* BEGIN ENTRIES SUPPLIED *

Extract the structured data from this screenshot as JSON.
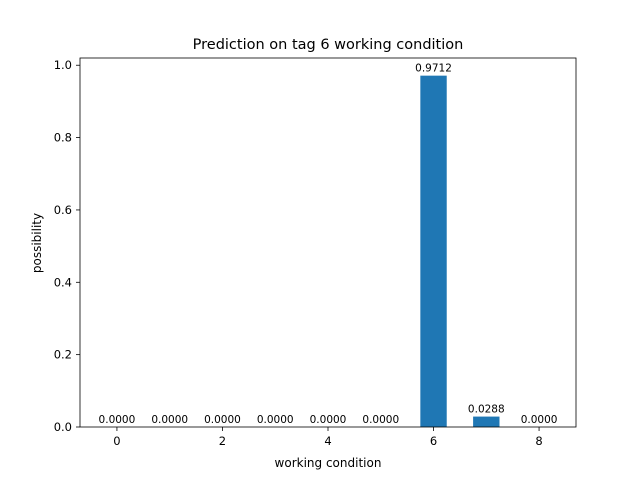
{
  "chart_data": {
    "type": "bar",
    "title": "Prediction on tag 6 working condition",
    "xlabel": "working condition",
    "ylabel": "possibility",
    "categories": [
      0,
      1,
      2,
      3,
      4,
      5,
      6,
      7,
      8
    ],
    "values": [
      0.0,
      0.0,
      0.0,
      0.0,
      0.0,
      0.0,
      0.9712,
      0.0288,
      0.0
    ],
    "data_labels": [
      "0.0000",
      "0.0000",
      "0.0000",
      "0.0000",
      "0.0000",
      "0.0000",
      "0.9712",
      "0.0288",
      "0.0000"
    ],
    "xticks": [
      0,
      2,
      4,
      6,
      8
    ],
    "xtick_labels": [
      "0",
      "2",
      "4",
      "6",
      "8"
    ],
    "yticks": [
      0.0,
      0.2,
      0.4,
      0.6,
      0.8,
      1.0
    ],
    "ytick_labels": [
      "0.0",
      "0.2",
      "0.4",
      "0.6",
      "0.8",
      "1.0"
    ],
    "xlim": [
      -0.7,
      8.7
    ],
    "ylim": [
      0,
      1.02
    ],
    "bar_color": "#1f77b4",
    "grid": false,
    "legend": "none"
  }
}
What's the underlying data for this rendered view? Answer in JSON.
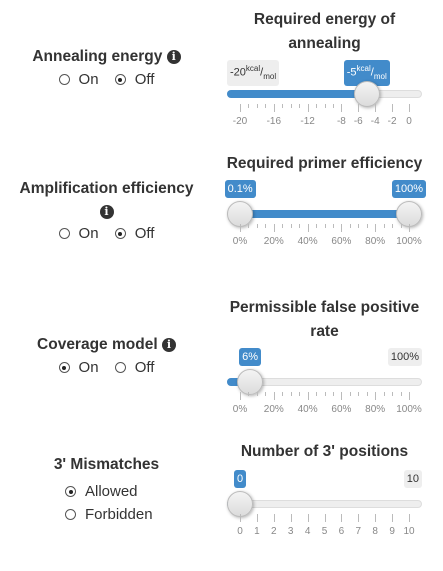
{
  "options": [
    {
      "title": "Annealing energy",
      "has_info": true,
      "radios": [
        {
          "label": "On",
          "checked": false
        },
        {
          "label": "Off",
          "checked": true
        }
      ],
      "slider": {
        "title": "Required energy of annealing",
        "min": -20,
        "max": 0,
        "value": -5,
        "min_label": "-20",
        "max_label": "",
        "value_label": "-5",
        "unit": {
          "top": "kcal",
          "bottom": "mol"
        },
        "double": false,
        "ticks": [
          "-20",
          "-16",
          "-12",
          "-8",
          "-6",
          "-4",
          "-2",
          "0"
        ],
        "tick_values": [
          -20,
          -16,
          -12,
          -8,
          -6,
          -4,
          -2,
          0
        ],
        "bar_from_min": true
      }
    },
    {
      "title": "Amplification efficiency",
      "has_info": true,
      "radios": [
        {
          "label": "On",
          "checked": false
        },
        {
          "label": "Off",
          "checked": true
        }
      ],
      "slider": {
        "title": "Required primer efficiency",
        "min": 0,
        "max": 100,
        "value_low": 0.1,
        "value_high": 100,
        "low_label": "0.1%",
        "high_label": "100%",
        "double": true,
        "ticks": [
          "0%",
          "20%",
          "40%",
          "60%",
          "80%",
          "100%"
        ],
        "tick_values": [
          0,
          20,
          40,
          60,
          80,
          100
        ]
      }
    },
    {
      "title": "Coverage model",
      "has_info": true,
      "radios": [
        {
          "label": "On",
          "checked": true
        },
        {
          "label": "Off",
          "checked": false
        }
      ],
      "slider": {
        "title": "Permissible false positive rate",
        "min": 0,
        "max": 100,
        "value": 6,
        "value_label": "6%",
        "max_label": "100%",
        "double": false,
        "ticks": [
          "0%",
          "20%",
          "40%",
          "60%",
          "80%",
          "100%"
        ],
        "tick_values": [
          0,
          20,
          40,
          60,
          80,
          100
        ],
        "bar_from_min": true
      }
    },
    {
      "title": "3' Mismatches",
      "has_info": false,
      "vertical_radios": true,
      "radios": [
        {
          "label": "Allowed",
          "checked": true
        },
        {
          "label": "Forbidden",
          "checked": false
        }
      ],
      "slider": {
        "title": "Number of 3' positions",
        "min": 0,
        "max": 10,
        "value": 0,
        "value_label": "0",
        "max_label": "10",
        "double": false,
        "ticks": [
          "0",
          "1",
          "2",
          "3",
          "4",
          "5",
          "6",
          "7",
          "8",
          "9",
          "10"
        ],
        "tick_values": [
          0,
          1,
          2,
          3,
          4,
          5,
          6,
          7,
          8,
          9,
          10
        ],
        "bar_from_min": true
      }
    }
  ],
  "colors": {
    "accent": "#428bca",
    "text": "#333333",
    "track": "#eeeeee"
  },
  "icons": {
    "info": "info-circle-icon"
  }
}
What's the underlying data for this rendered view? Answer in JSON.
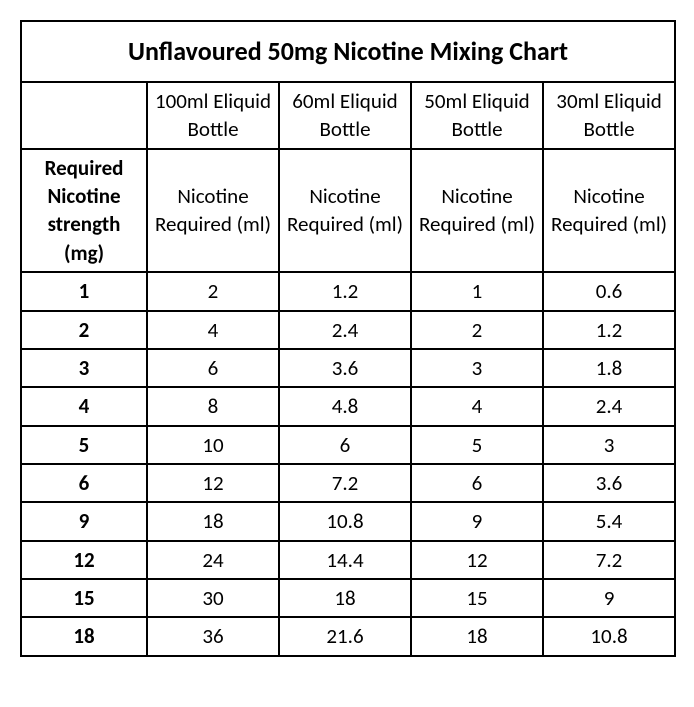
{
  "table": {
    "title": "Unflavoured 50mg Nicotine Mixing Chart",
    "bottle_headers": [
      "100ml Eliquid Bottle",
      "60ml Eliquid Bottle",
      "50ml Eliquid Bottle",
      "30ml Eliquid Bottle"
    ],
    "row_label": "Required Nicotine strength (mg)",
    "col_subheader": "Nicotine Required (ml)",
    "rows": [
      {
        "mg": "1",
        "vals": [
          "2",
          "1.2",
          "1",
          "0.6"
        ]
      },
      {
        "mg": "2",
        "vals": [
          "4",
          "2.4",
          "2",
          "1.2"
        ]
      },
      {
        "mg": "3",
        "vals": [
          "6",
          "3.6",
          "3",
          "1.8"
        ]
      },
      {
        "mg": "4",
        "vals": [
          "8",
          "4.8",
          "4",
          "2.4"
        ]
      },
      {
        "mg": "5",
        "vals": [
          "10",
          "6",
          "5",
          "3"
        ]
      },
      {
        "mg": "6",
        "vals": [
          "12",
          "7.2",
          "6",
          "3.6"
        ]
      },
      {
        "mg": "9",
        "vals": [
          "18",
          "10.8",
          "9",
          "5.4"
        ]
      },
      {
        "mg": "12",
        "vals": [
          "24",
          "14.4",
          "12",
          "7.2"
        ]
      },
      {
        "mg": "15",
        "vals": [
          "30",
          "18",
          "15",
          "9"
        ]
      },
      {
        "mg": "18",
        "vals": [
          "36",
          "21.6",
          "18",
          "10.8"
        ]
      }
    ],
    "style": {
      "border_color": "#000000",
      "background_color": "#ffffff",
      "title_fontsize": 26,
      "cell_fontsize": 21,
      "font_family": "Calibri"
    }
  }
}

* END ENTRIES SUPPLIED *
* BEGIN ENTRIES SUPPLIED *

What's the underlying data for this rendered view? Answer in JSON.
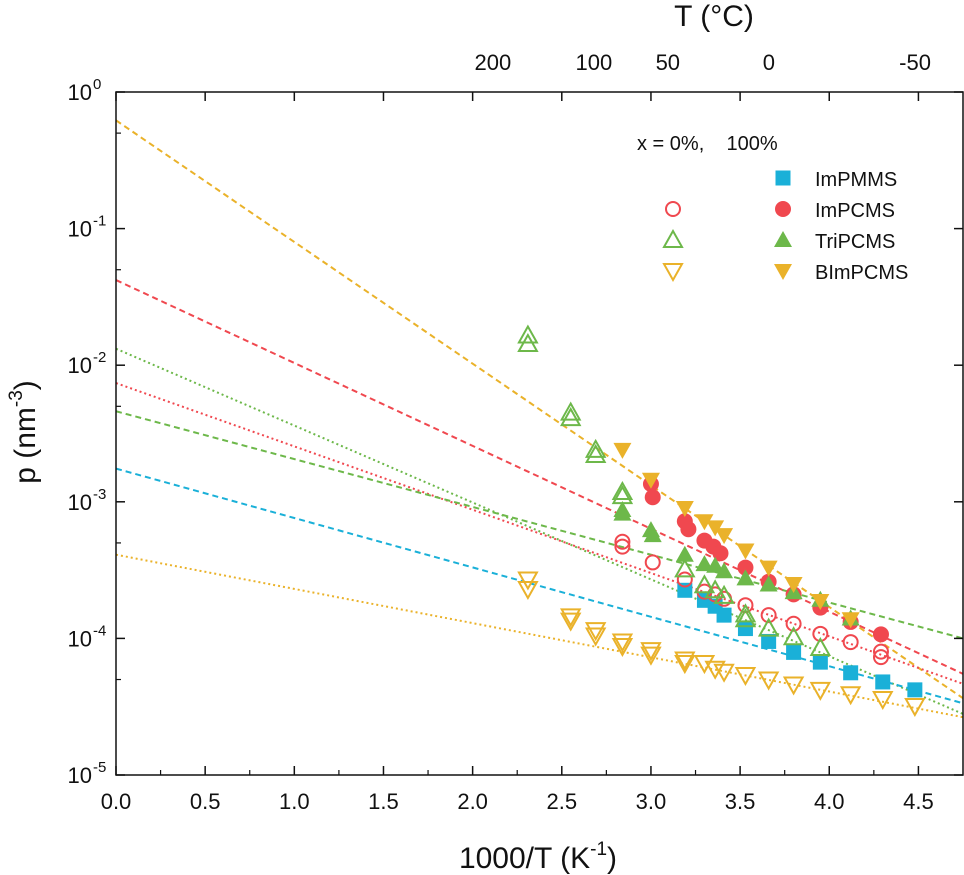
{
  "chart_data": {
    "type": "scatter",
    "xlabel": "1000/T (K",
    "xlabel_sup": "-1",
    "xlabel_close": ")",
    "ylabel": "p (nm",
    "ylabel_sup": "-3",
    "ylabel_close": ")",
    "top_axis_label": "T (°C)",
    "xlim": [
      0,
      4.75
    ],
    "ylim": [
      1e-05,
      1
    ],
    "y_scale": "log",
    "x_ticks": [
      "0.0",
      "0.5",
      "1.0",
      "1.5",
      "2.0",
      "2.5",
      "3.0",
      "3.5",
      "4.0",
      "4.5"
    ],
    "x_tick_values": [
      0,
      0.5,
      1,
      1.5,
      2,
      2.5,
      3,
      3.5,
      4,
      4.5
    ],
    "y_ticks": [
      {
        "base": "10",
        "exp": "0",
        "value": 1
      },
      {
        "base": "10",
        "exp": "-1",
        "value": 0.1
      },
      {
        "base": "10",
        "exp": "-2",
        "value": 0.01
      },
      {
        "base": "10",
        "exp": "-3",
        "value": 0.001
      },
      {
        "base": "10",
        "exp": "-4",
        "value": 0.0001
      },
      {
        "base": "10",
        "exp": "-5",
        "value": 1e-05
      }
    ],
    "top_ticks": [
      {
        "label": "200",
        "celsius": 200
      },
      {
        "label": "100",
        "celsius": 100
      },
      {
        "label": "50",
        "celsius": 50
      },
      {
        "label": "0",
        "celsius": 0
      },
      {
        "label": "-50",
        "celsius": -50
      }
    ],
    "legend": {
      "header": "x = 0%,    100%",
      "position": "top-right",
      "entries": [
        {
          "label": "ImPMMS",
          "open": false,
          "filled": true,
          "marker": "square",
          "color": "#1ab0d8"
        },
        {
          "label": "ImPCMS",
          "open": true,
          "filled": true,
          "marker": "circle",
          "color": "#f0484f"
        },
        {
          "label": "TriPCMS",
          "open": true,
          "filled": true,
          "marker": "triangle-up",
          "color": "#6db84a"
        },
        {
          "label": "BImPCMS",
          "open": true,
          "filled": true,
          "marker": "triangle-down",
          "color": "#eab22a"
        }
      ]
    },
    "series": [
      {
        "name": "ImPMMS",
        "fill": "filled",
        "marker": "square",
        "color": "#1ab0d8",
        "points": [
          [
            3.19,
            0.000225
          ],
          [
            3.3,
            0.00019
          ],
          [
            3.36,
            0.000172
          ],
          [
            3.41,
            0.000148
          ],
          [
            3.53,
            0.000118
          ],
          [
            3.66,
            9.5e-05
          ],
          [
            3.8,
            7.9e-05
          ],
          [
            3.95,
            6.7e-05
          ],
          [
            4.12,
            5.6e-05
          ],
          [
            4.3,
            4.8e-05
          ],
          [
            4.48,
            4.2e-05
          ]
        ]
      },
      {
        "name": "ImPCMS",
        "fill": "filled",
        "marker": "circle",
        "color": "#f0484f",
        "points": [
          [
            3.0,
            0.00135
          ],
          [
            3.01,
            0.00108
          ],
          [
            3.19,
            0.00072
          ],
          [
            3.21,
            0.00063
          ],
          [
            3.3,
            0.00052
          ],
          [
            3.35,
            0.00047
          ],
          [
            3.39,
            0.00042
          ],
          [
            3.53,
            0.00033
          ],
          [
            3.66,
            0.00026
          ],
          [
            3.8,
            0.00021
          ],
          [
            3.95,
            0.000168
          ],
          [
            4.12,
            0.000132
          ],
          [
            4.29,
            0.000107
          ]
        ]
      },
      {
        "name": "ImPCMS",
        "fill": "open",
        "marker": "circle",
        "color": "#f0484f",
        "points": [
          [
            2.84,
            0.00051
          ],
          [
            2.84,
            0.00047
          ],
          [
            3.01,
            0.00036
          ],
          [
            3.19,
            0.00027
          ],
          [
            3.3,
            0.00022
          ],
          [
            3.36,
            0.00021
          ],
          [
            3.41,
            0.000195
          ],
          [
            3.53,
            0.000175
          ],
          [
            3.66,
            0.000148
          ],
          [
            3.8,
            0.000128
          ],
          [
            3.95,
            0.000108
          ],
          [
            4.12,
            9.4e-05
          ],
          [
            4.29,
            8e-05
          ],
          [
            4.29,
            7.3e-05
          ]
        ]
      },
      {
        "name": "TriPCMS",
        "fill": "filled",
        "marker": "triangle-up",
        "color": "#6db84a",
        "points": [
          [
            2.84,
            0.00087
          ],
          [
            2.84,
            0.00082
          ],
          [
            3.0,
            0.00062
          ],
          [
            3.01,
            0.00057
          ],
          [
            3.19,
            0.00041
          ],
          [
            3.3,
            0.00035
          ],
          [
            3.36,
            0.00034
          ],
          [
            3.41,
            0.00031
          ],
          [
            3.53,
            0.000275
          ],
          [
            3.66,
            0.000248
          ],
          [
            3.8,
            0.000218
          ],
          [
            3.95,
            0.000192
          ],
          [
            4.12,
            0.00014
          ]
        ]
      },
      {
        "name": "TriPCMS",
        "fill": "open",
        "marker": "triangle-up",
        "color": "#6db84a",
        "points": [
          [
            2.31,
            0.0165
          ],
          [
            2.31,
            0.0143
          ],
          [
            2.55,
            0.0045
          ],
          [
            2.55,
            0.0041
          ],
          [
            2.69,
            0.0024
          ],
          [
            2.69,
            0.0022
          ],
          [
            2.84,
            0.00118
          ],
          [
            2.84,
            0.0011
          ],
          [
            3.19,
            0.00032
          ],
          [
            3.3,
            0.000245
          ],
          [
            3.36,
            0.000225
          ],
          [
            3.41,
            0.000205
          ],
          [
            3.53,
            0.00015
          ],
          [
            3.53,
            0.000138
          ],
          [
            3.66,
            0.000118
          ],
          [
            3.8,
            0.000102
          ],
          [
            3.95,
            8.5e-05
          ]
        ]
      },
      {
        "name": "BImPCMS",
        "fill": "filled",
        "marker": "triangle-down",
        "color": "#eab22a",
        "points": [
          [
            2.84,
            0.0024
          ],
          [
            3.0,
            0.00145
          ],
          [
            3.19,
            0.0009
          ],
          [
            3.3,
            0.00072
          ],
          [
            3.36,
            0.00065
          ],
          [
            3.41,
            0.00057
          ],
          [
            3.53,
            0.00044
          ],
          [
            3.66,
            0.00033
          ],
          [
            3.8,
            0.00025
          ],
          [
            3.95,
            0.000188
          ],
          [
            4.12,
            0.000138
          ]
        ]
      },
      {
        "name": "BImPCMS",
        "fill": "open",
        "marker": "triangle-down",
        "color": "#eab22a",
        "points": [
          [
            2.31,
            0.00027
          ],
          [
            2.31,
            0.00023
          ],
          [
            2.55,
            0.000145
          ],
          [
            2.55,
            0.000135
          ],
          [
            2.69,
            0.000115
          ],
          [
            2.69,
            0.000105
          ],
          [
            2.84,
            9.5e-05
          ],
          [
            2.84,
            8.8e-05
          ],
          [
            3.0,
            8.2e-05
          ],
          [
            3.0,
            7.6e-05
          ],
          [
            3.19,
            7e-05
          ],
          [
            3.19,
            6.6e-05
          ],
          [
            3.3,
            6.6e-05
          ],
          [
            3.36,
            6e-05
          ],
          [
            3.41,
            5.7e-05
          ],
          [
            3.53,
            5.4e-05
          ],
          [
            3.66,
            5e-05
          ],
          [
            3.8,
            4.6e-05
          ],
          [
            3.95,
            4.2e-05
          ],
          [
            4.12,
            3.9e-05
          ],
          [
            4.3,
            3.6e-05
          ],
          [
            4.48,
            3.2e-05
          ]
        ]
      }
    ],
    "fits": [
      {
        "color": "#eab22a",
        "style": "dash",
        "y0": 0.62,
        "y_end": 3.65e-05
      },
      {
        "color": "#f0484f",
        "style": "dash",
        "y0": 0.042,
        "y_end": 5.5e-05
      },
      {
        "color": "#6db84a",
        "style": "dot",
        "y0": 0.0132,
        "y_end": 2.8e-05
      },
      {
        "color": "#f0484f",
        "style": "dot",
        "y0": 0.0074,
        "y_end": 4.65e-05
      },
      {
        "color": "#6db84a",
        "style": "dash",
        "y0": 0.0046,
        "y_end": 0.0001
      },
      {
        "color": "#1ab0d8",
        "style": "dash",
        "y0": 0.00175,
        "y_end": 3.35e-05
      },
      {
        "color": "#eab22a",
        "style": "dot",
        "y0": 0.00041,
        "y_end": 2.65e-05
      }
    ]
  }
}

* END ENTRIES SUPPLIED *
* BEGIN ENTRIES SUPPLIED *

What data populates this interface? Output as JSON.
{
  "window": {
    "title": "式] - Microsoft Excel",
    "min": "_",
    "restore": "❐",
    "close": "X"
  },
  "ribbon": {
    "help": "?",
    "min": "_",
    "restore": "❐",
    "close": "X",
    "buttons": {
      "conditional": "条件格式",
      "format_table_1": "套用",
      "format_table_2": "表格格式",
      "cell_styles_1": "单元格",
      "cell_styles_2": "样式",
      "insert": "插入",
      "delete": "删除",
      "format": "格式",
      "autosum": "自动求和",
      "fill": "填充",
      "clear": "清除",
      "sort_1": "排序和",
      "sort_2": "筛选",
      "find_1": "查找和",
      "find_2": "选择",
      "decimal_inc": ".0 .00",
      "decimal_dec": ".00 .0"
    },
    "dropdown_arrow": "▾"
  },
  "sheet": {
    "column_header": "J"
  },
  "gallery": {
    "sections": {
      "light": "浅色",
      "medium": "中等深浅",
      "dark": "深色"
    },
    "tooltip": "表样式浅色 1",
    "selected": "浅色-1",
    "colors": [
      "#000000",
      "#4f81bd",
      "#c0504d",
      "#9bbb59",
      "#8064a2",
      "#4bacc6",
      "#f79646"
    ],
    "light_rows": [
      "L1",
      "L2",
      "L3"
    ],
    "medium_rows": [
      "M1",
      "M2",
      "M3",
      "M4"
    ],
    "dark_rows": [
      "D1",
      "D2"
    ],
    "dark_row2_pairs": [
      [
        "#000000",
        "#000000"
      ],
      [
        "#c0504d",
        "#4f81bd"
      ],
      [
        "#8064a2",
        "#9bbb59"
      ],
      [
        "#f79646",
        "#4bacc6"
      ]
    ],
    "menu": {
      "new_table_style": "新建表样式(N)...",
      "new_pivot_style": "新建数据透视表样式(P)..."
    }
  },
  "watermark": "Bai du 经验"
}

* END ENTRIES SUPPLIED *

■ WRITTEN EXERCISE ■
Pull out all lines of the data with the string "Nicotine".

■ SOLUTION FOR THIS TASK ■
    "title": "Unflavoured 50mg Nicotine Mixing Chart",
    "row_label": "Required Nicotine strength (mg)",
    "col_subheader": "Nicotine Required (ml)",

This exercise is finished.